··· EXERCISE DATA

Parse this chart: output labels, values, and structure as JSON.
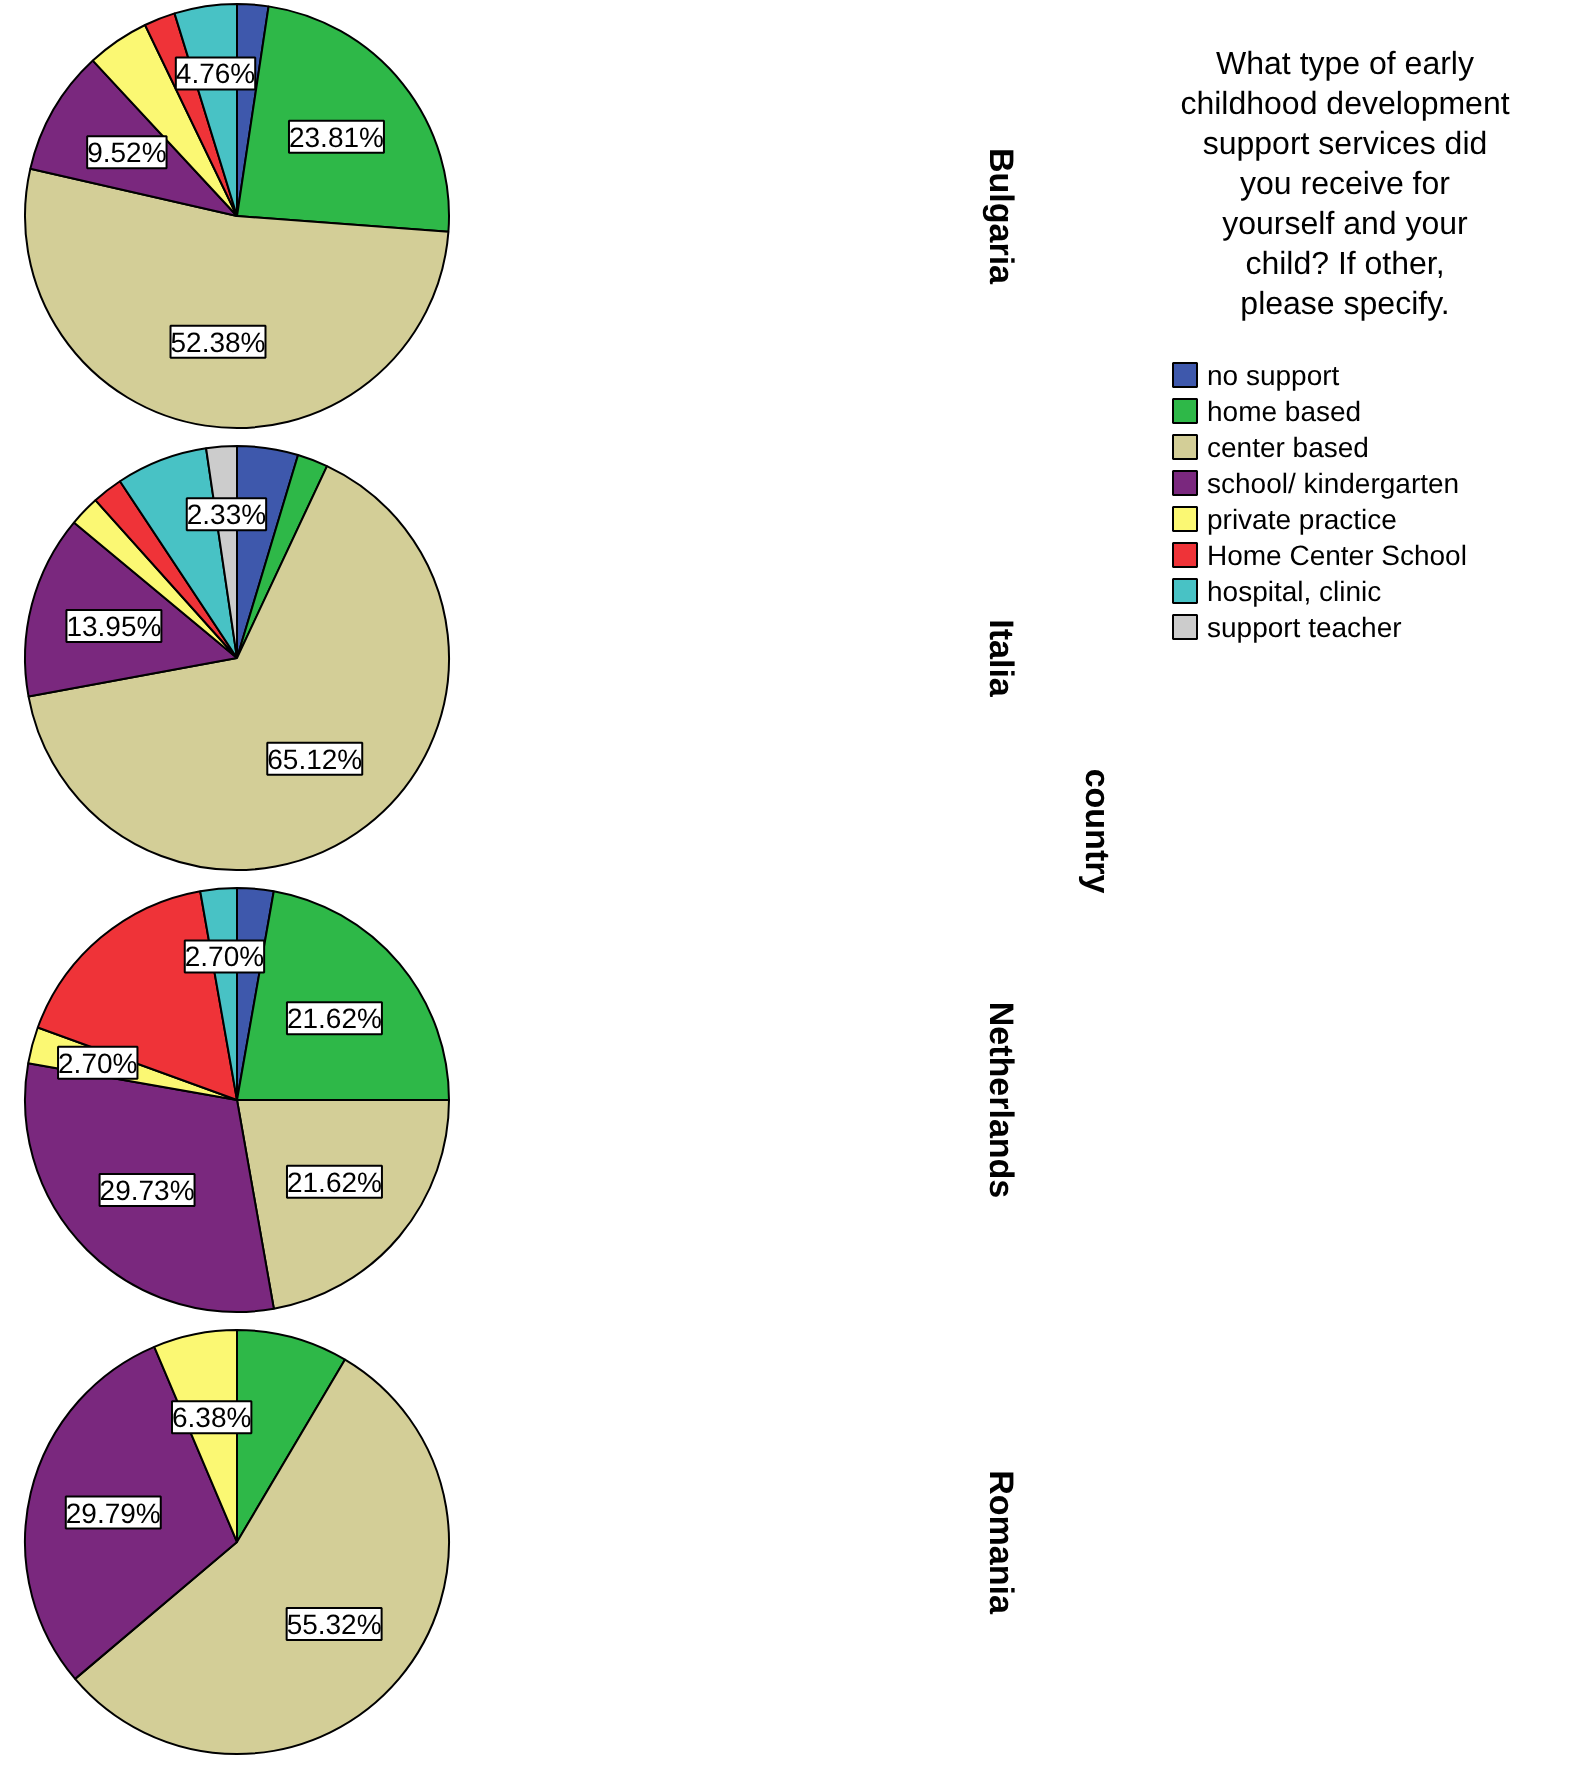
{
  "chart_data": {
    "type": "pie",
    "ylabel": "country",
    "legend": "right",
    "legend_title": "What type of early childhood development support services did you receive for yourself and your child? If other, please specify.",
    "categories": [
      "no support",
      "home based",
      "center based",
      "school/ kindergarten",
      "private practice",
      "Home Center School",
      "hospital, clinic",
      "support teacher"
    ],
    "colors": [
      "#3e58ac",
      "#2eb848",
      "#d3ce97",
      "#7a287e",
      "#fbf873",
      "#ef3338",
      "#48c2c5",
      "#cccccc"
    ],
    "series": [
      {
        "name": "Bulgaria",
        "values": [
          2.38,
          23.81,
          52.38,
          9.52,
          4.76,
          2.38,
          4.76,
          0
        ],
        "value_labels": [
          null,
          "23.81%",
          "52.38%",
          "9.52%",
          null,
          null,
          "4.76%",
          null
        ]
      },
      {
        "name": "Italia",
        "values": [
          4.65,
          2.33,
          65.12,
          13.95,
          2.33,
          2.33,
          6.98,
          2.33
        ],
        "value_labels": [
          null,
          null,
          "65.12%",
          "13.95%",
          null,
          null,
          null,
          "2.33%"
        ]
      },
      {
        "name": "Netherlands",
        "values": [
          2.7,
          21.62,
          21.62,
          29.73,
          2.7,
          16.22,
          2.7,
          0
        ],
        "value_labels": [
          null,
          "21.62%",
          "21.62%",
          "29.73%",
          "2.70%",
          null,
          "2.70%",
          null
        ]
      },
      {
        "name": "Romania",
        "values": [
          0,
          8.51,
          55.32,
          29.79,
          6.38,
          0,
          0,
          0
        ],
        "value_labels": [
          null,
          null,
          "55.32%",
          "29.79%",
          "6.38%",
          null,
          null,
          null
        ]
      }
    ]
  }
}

······

Lines that include the word "type" — how many are there in the data? Answer with the number alone.

2